(Data extracted from a collection)
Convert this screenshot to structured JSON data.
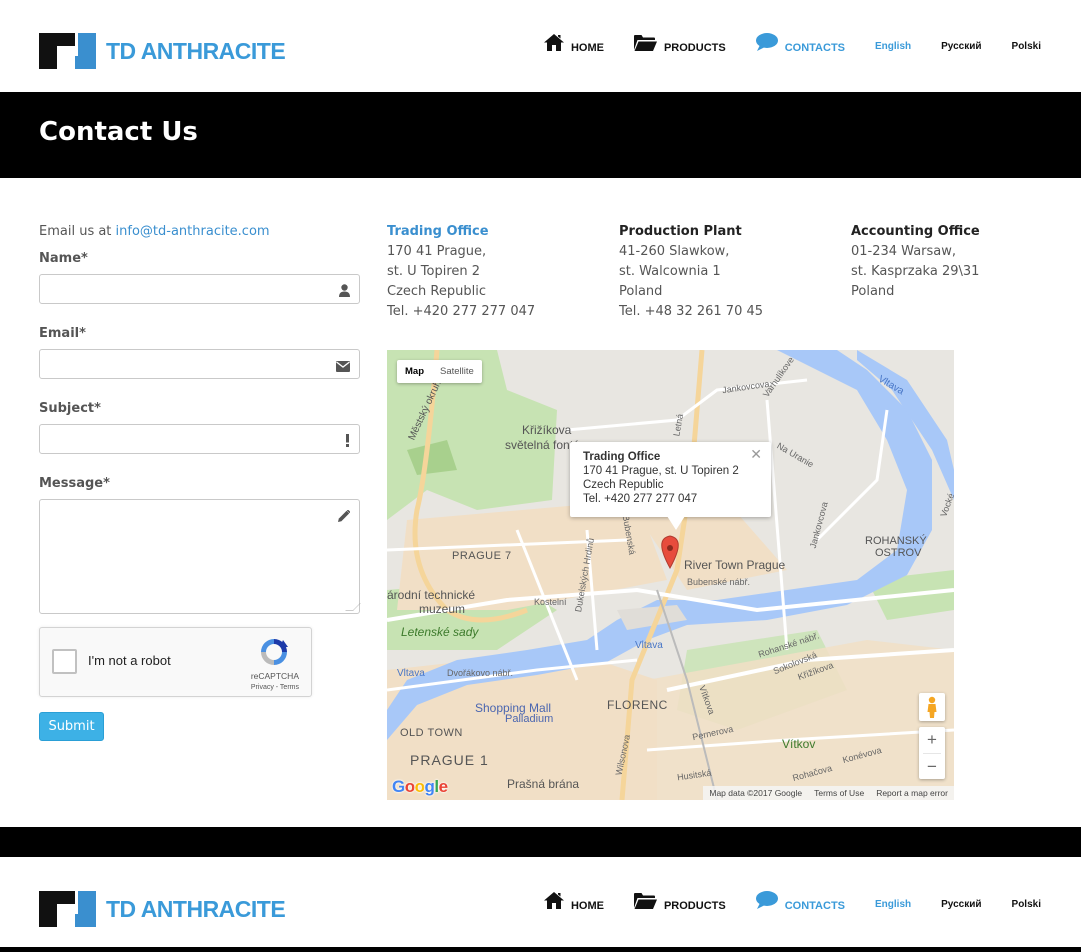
{
  "brand": {
    "name": "TD ANTHRACITE",
    "accent": "#3a9ad9"
  },
  "nav": {
    "items": [
      {
        "label": "HOME",
        "icon": "home-icon"
      },
      {
        "label": "PRODUCTS",
        "icon": "folder-open-icon"
      },
      {
        "label": "CONTACTS",
        "icon": "speech-bubble-icon"
      }
    ],
    "languages": [
      "English",
      "Русский",
      "Polski"
    ]
  },
  "banner": {
    "title": "Contact Us"
  },
  "form": {
    "email_prefix": "Email us at ",
    "email_address": "info@td-anthracite.com",
    "name_label": "Name*",
    "email_label": "Email*",
    "subject_label": "Subject*",
    "message_label": "Message*",
    "name_value": "",
    "email_value": "",
    "subject_value": "",
    "message_value": "",
    "recaptcha_label": "I'm not a robot",
    "recaptcha_brand": "reCAPTCHA",
    "recaptcha_links": "Privacy - Terms",
    "submit_label": "Submit"
  },
  "offices": [
    {
      "title": "Trading Office",
      "lines": [
        "170 41 Prague,",
        "st. U Topiren 2",
        "Czech Republic",
        "Tel. +420 277 277 047"
      ]
    },
    {
      "title": "Production Plant",
      "lines": [
        "41-260 Slawkow,",
        "st. Walcownia 1",
        "Poland",
        "Tel. +48 32 261 70 45"
      ]
    },
    {
      "title": "Accounting Office",
      "lines": [
        "01-234 Warsaw,",
        "st. Kasprzaka 29\\31",
        "Poland"
      ]
    }
  ],
  "map": {
    "type_map": "Map",
    "type_satellite": "Satellite",
    "info_title": "Trading Office",
    "info_lines": [
      "170 41 Prague, st. U Topiren 2",
      "Czech Republic",
      "Tel. +420 277 277 047"
    ],
    "zoom_in": "+",
    "zoom_out": "−",
    "footer": [
      "Map data ©2017 Google",
      "Terms of Use",
      "Report a map error"
    ],
    "google": "Google",
    "labels": [
      {
        "text": "Křižíkova",
        "cls": "l1"
      },
      {
        "text": "světelná fontána",
        "cls": "l2"
      },
      {
        "text": "PRAGUE 7",
        "cls": "l3"
      },
      {
        "text": "River Town Prague",
        "cls": "l4"
      },
      {
        "text": "ROHANSKÝ",
        "cls": "l5"
      },
      {
        "text": "OSTROV",
        "cls": "l6"
      },
      {
        "text": "árodní technické",
        "cls": "l7"
      },
      {
        "text": "muzeum",
        "cls": "l8"
      },
      {
        "text": "Letenské sady",
        "cls": "l9"
      },
      {
        "text": "Shopping Mall",
        "cls": "l10"
      },
      {
        "text": "Palladium",
        "cls": "l11"
      },
      {
        "text": "FLORENC",
        "cls": "l12"
      },
      {
        "text": "OLD TOWN",
        "cls": "l13"
      },
      {
        "text": "PRAGUE 1",
        "cls": "l14"
      },
      {
        "text": "Prašná brána",
        "cls": "l15"
      },
      {
        "text": "Vítkov",
        "cls": "l16"
      },
      {
        "text": "Vltava",
        "cls": "l17"
      },
      {
        "text": "Kostelní",
        "cls": "l18"
      },
      {
        "text": "Dvořákovo nábř.",
        "cls": "l19"
      },
      {
        "text": "Bubenské nábř.",
        "cls": "l20"
      },
      {
        "text": "Rohanské nábř.",
        "cls": "l21"
      },
      {
        "text": "Sokolovská",
        "cls": "l22"
      },
      {
        "text": "Křižíkova",
        "cls": "l23"
      },
      {
        "text": "Pernerova",
        "cls": "l24"
      },
      {
        "text": "Jankovcova",
        "cls": "l25"
      },
      {
        "text": "Městský okruh",
        "cls": "l26"
      },
      {
        "text": "Wilsonova",
        "cls": "l27"
      },
      {
        "text": "Vltava",
        "cls": "l28"
      },
      {
        "text": "Dukelských Hrdinů",
        "cls": "l29"
      },
      {
        "text": "Bubenská",
        "cls": "l30"
      },
      {
        "text": "Jankovcova",
        "cls": "l31"
      },
      {
        "text": "Vltava",
        "cls": "l32"
      },
      {
        "text": "Konévova",
        "cls": "l33"
      },
      {
        "text": "Husitská",
        "cls": "l34"
      },
      {
        "text": "Rohačova",
        "cls": "l35"
      },
      {
        "text": "Vítkova",
        "cls": "l36"
      },
      {
        "text": "Varhulíkove",
        "cls": "l37"
      },
      {
        "text": "Na Uranie",
        "cls": "l38"
      },
      {
        "text": "Vocké",
        "cls": "l39"
      },
      {
        "text": "Letná",
        "cls": "l40"
      }
    ]
  }
}
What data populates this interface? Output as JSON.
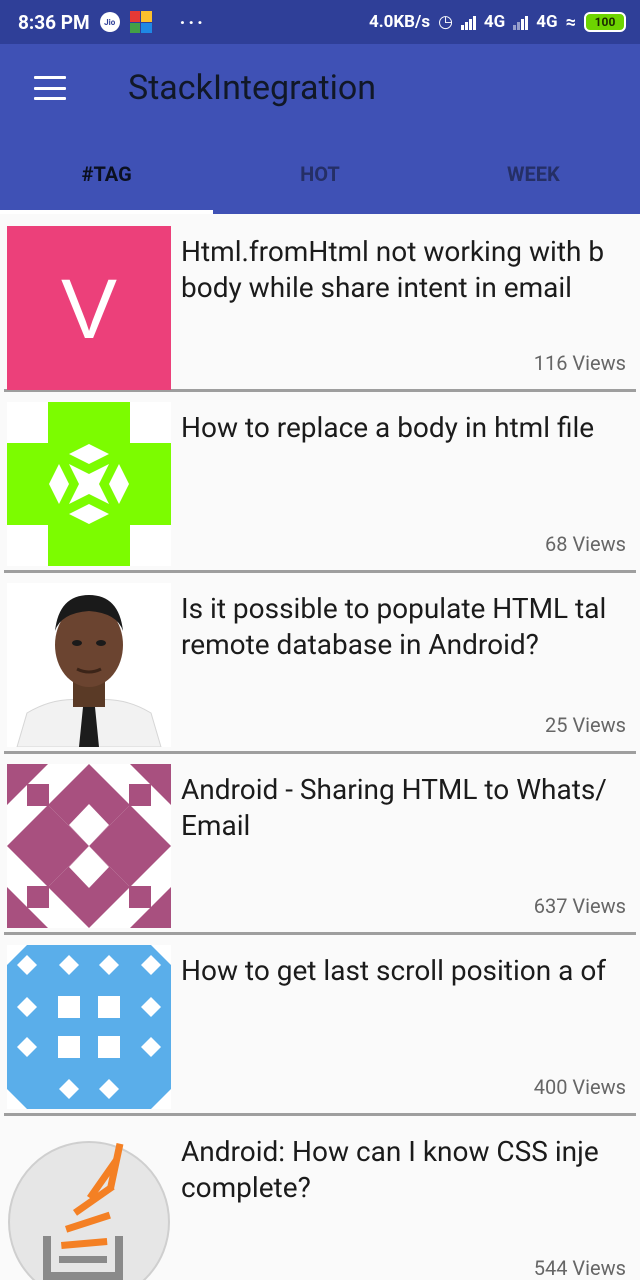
{
  "status_bar": {
    "time": "8:36 PM",
    "jio_label": "Jio",
    "dots": "···",
    "speed": "4.0KB/s",
    "network1": "4G",
    "network2": "4G",
    "battery": "100"
  },
  "app": {
    "title": "StackIntegration"
  },
  "tabs": [
    {
      "label": "#TAG",
      "active": true
    },
    {
      "label": "HOT",
      "active": false
    },
    {
      "label": "WEEK",
      "active": false
    }
  ],
  "questions": [
    {
      "title": "Html.fromHtml not working with body while share intent in email",
      "title_display": "Html.fromHtml not working with b body while share intent in email",
      "views": "116 Views",
      "avatar": "letter-v-avatar",
      "avatar_letter": "V",
      "avatar_color": "#ec407a"
    },
    {
      "title": "How to replace a body in html file",
      "title_display": "How to replace a body in html file",
      "views": "68 Views",
      "avatar": "identicon-green",
      "avatar_color": "#7cfc00"
    },
    {
      "title": "Is it possible to populate HTML table remote database in Android?",
      "title_display": "Is it possible to populate HTML tal remote database in Android?",
      "views": "25 Views",
      "avatar": "user-photo"
    },
    {
      "title": "Android - Sharing HTML to WhatsApp Email",
      "title_display": "Android - Sharing HTML to Whats/ Email",
      "views": "637 Views",
      "avatar": "identicon-purple",
      "avatar_color": "#a8507f"
    },
    {
      "title": "How to get last scroll position a of",
      "title_display": "How to get last scroll position a of",
      "views": "400 Views",
      "avatar": "identicon-blue",
      "avatar_color": "#5aaeea"
    },
    {
      "title": "Android: How can I know CSS injection complete?",
      "title_display": "Android: How can I know CSS inje complete?",
      "views": "544 Views",
      "avatar": "stackoverflow-logo"
    }
  ]
}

§ Job:
Retype all the records shown above, character for character. Omit every picture.

§ Response to the exercise:
Convert this screenshot to structured JSON data.
{
  "brand": {
    "name": "TD ANTHRACITE",
    "accent": "#3a9ad9"
  },
  "nav": {
    "items": [
      {
        "label": "HOME",
        "icon": "home-icon"
      },
      {
        "label": "PRODUCTS",
        "icon": "folder-open-icon"
      },
      {
        "label": "CONTACTS",
        "icon": "speech-bubble-icon"
      }
    ],
    "languages": [
      "English",
      "Русский",
      "Polski"
    ]
  },
  "banner": {
    "title": "Contact Us"
  },
  "form": {
    "email_prefix": "Email us at ",
    "email_address": "info@td-anthracite.com",
    "name_label": "Name*",
    "email_label": "Email*",
    "subject_label": "Subject*",
    "message_label": "Message*",
    "name_value": "",
    "email_value": "",
    "subject_value": "",
    "message_value": "",
    "recaptcha_label": "I'm not a robot",
    "recaptcha_brand": "reCAPTCHA",
    "recaptcha_links": "Privacy - Terms",
    "submit_label": "Submit"
  },
  "offices": [
    {
      "title": "Trading Office",
      "lines": [
        "170 41 Prague,",
        "st. U Topiren 2",
        "Czech Republic",
        "Tel. +420 277 277 047"
      ]
    },
    {
      "title": "Production Plant",
      "lines": [
        "41-260 Slawkow,",
        "st. Walcownia 1",
        "Poland",
        "Tel. +48 32 261 70 45"
      ]
    },
    {
      "title": "Accounting Office",
      "lines": [
        "01-234 Warsaw,",
        "st. Kasprzaka 29\\31",
        "Poland"
      ]
    }
  ],
  "map": {
    "type_map": "Map",
    "type_satellite": "Satellite",
    "info_title": "Trading Office",
    "info_lines": [
      "170 41 Prague, st. U Topiren 2",
      "Czech Republic",
      "Tel. +420 277 277 047"
    ],
    "zoom_in": "+",
    "zoom_out": "−",
    "footer": [
      "Map data ©2017 Google",
      "Terms of Use",
      "Report a map error"
    ],
    "google": "Google",
    "labels": [
      {
        "text": "Křižíkova",
        "cls": "l1"
      },
      {
        "text": "světelná fontána",
        "cls": "l2"
      },
      {
        "text": "PRAGUE 7",
        "cls": "l3"
      },
      {
        "text": "River Town Prague",
        "cls": "l4"
      },
      {
        "text": "ROHANSKÝ",
        "cls": "l5"
      },
      {
        "text": "OSTROV",
        "cls": "l6"
      },
      {
        "text": "árodní technické",
        "cls": "l7"
      },
      {
        "text": "muzeum",
        "cls": "l8"
      },
      {
        "text": "Letenské sady",
        "cls": "l9"
      },
      {
        "text": "Shopping Mall",
        "cls": "l10"
      },
      {
        "text": "Palladium",
        "cls": "l11"
      },
      {
        "text": "FLORENC",
        "cls": "l12"
      },
      {
        "text": "OLD TOWN",
        "cls": "l13"
      },
      {
        "text": "PRAGUE 1",
        "cls": "l14"
      },
      {
        "text": "Prašná brána",
        "cls": "l15"
      },
      {
        "text": "Vítkov",
        "cls": "l16"
      },
      {
        "text": "Vltava",
        "cls": "l17"
      },
      {
        "text": "Kostelní",
        "cls": "l18"
      },
      {
        "text": "Dvořákovo nábř.",
        "cls": "l19"
      },
      {
        "text": "Bubenské nábř.",
        "cls": "l20"
      },
      {
        "text": "Rohanské nábř.",
        "cls": "l21"
      },
      {
        "text": "Sokolovská",
        "cls": "l22"
      },
      {
        "text": "Křižíkova",
        "cls": "l23"
      },
      {
        "text": "Pernerova",
        "cls": "l24"
      },
      {
        "text": "Jankovcova",
        "cls": "l25"
      },
      {
        "text": "Městský okruh",
        "cls": "l26"
      },
      {
        "text": "Wilsonova",
        "cls": "l27"
      },
      {
        "text": "Vltava",
        "cls": "l28"
      },
      {
        "text": "Dukelských Hrdinů",
        "cls": "l29"
      },
      {
        "text": "Bubenská",
        "cls": "l30"
      },
      {
        "text": "Jankovcova",
        "cls": "l31"
      },
      {
        "text": "Vltava",
        "cls": "l32"
      },
      {
        "text": "Konévova",
        "cls": "l33"
      },
      {
        "text": "Husitská",
        "cls": "l34"
      },
      {
        "text": "Rohačova",
        "cls": "l35"
      },
      {
        "text": "Vítkova",
        "cls": "l36"
      },
      {
        "text": "Varhulíkove",
        "cls": "l37"
      },
      {
        "text": "Na Uranie",
        "cls": "l38"
      },
      {
        "text": "Vocké",
        "cls": "l39"
      },
      {
        "text": "Letná",
        "cls": "l40"
      }
    ]
  }
}
What data populates this interface? Output as JSON.
{
  "status_bar": {
    "time": "8:36 PM",
    "jio_label": "Jio",
    "dots": "···",
    "speed": "4.0KB/s",
    "network1": "4G",
    "network2": "4G",
    "battery": "100"
  },
  "app": {
    "title": "StackIntegration"
  },
  "tabs": [
    {
      "label": "#TAG",
      "active": true
    },
    {
      "label": "HOT",
      "active": false
    },
    {
      "label": "WEEK",
      "active": false
    }
  ],
  "questions": [
    {
      "title": "Html.fromHtml not working with body while share intent in email",
      "title_display": "Html.fromHtml not working with b body while share intent in email",
      "views": "116 Views",
      "avatar": "letter-v-avatar",
      "avatar_letter": "V",
      "avatar_color": "#ec407a"
    },
    {
      "title": "How to replace a body in html file",
      "title_display": "How to replace a body in html file",
      "views": "68 Views",
      "avatar": "identicon-green",
      "avatar_color": "#7cfc00"
    },
    {
      "title": "Is it possible to populate HTML table remote database in Android?",
      "title_display": "Is it possible to populate HTML tal remote database in Android?",
      "views": "25 Views",
      "avatar": "user-photo"
    },
    {
      "title": "Android - Sharing HTML to WhatsApp Email",
      "title_display": "Android - Sharing HTML to Whats/ Email",
      "views": "637 Views",
      "avatar": "identicon-purple",
      "avatar_color": "#a8507f"
    },
    {
      "title": "How to get last scroll position a of",
      "title_display": "How to get last scroll position a of",
      "views": "400 Views",
      "avatar": "identicon-blue",
      "avatar_color": "#5aaeea"
    },
    {
      "title": "Android: How can I know CSS injection complete?",
      "title_display": "Android: How can I know CSS inje complete?",
      "views": "544 Views",
      "avatar": "stackoverflow-logo"
    }
  ]
}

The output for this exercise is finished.